| What you will do |
Pick out the lines below that include the string "investments".

| Records shown |
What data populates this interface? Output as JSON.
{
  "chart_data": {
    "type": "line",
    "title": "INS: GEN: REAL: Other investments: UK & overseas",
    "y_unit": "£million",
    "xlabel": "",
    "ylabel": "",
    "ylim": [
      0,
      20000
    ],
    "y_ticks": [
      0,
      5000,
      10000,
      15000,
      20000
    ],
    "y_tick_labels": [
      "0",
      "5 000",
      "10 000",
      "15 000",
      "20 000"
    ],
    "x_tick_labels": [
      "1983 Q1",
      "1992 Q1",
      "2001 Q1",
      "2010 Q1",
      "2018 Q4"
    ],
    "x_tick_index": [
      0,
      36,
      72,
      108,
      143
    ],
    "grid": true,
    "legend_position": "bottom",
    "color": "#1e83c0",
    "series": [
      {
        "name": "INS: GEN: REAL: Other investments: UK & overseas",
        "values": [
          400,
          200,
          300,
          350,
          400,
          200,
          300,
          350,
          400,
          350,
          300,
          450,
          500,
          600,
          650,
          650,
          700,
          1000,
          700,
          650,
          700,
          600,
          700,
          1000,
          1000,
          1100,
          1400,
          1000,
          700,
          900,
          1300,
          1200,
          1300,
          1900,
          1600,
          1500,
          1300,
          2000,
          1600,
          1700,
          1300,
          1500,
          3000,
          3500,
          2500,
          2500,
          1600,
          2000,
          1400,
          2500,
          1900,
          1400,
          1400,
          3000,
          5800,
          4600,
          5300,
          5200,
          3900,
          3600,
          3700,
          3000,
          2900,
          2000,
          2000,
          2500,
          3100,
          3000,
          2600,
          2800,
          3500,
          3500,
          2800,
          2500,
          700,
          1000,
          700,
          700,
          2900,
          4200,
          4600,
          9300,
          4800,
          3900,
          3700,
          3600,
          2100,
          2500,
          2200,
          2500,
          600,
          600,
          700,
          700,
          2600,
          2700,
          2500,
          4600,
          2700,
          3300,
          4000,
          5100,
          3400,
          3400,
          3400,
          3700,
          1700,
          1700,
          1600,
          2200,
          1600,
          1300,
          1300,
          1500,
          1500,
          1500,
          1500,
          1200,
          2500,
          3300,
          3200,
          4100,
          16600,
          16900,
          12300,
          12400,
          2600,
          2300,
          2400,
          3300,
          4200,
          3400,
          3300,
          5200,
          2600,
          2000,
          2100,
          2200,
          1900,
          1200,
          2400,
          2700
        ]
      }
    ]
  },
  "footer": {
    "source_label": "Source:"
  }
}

| Written answer |
    "title": "INS: GEN: REAL: Other investments: UK & overseas",
        "name": "INS: GEN: REAL: Other investments: UK & overseas",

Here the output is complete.